ASSIGNMENT A: According to the leprosy case report commentary, what amount of exposure defines a contact?
ASSIGNMENT B: Pick up the commentary on the leprosy case report where it stops and continue it.

QUOTED PASSAGE:
----
A case report by Bach et al has brought attention to a case of leprosy in the upper Midwest.1 Several critical points need emphasis for the management of the patient’s contacts and to prevent future complications for the patient. Specifically, the possibility of administering a single dose of rifampicin2 or rifapentine3 to the patient’s contacts should be explored, as the patient is classified with borderline lepromatous leprosy, which carries a higher risk of transmission due to high bacillary loads.

It is imperative to conduct physical examinations of all the patient’s contacts and provide them with a single dose of rifampicin or rifapentine as a preventive measure. A contact is defined as an individual who has had significant, prolonged exposure to a leprosy patient, such as living in close proximity for at least 20 hours per week over a 3-month period annually. This would typically include family members, neighbors, friends, classmates, and coworkers.
----
[Collection entries]
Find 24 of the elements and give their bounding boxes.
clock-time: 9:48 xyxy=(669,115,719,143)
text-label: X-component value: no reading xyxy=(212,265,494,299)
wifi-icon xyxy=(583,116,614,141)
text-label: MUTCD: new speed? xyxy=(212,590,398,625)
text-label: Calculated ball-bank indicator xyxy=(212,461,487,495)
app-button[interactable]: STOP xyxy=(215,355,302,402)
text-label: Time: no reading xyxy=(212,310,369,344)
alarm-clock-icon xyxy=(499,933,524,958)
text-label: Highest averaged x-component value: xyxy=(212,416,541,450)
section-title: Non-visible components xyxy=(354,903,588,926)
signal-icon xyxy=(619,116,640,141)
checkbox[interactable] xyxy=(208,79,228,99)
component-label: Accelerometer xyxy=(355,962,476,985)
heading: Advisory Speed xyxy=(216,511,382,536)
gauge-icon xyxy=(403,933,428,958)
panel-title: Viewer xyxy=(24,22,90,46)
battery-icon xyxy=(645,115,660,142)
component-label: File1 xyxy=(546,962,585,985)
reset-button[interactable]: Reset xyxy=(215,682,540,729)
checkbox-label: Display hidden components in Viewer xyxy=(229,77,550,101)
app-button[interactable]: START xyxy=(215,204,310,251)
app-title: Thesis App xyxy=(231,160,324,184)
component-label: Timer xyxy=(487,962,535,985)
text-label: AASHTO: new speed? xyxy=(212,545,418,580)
----
WRITTEN ANSWER A: Significant, prolonged exposure to a leprosy patient, such as living in close proximity for at least 20 hours per week over a 3-month period annually.

WRITTEN ANSWER B:
The World Health Organization’s single-dose rifampicin recommendations are based on age and weight. For individuals 15 years and older weighing around 60 kg, the prescribed dose is 600 mg; for those aged 10-14 years, it is 450 mg; for those aged 6 to 9 years weighing 20 kg or more, it is 300 mg; and for children aged 2 years or older weighing less than 20 kg, the dose is calculated at 10-15 mg/kg.

It should be further emphasized that this patient is at a significant risk of developing erythema nodosum leprosum, which is a type 2 reaction, due to the abundant presence of bacilli. It is recommended to manage such cases with steroids, especially considering the neural involvement, but it should be done cautiously due to the associated decreased visual acuity and the increased risk that steroids present. If severe reactions with systemic involvement are not controlled by steroids and methotrexate, thalidomide may be considered as an alternative treatment.4 The initial dose of thalidomide is 100 mg 3 times daily, with subsequent dose reduction as appropriate.

REFERENCES
  1. Bach K, Hinshaw MA, Shields BE. Leprosy in the upper Midwest. WMJ. 2023;122(3):205-207. PMID:37494653.
  2. Wang L, Wang H, Yan L, et al. Single-dose rifapentine in household contacts of patients with leprosy. N Engl J Med. 2023;388(20):1843-1852. doi:10.1056/NEJMoa2205487.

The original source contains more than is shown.